◆ **Exercise details**
Each line of the data that includes the string "Parts" is to be copied out.

◆ **Dataset content**

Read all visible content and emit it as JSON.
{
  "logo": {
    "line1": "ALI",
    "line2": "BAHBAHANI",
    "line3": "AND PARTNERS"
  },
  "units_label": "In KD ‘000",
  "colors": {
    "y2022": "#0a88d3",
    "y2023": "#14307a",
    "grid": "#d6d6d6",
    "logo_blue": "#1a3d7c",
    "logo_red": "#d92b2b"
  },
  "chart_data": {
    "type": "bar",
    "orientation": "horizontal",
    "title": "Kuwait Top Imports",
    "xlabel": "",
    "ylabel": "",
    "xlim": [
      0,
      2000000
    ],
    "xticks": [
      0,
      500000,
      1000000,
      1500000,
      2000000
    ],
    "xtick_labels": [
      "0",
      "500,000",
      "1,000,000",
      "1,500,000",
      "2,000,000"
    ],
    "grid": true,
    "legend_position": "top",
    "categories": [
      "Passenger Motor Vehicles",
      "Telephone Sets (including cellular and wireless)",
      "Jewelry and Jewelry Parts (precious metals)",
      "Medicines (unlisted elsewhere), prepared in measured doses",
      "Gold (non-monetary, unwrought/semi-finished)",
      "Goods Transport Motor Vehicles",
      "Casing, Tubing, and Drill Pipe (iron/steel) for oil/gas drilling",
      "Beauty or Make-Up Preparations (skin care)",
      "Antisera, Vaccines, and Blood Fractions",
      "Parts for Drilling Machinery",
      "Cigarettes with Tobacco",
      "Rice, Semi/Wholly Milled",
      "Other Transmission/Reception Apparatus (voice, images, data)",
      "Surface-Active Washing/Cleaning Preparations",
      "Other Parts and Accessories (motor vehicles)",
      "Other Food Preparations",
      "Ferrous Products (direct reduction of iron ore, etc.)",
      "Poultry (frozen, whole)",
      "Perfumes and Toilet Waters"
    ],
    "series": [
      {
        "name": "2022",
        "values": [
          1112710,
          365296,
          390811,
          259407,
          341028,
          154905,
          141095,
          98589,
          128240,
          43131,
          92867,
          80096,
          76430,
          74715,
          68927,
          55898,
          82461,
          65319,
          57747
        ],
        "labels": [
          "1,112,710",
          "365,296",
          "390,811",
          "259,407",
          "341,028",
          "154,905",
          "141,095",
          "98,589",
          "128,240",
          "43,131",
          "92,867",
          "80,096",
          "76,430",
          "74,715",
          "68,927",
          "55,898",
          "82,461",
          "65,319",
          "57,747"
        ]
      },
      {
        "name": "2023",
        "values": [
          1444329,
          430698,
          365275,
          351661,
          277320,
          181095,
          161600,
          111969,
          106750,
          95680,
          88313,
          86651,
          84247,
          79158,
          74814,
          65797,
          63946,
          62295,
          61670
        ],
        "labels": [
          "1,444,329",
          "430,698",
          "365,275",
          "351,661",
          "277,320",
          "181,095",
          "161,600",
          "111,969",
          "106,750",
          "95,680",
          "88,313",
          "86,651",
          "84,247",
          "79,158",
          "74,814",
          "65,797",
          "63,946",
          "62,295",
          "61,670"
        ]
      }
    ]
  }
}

◆ **Solution for this exercise**
      "Jewelry and Jewelry Parts (precious metals)",
      "Parts for Drilling Machinery",
      "Other Parts and Accessories (motor vehicles)",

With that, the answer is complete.